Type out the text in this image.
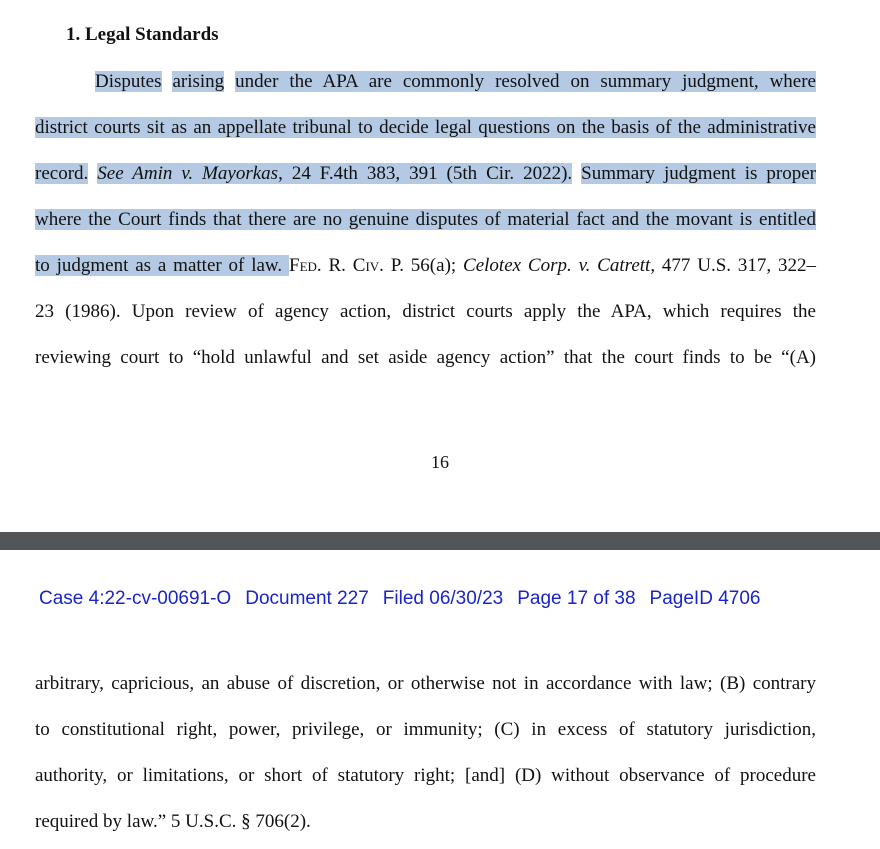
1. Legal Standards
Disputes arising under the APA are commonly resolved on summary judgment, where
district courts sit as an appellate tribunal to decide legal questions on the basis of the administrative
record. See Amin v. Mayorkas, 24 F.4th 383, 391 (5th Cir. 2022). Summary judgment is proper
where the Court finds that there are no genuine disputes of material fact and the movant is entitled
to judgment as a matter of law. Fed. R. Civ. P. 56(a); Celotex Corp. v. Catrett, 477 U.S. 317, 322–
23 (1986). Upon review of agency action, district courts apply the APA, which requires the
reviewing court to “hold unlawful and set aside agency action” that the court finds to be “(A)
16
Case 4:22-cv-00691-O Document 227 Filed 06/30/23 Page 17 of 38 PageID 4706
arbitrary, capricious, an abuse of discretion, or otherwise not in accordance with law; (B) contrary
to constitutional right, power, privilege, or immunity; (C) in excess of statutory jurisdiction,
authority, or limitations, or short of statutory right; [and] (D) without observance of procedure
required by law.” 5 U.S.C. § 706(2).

····················

What is being asked: Repeat the full listing above exactly, with no pictures in the copy.

Answer to the exercise:
Type out the text in this image.
1. Legal Standards
Disputes arising under the APA are commonly resolved on summary judgment, where
district courts sit as an appellate tribunal to decide legal questions on the basis of the administrative
record. See Amin v. Mayorkas, 24 F.4th 383, 391 (5th Cir. 2022). Summary judgment is proper
where the Court finds that there are no genuine disputes of material fact and the movant is entitled
to judgment as a matter of law. Fed. R. Civ. P. 56(a); Celotex Corp. v. Catrett, 477 U.S. 317, 322–
23 (1986). Upon review of agency action, district courts apply the APA, which requires the
reviewing court to “hold unlawful and set aside agency action” that the court finds to be “(A)
16
Case 4:22-cv-00691-O Document 227 Filed 06/30/23 Page 17 of 38 PageID 4706
arbitrary, capricious, an abuse of discretion, or otherwise not in accordance with law; (B) contrary
to constitutional right, power, privilege, or immunity; (C) in excess of statutory jurisdiction,
authority, or limitations, or short of statutory right; [and] (D) without observance of procedure
required by law.” 5 U.S.C. § 706(2).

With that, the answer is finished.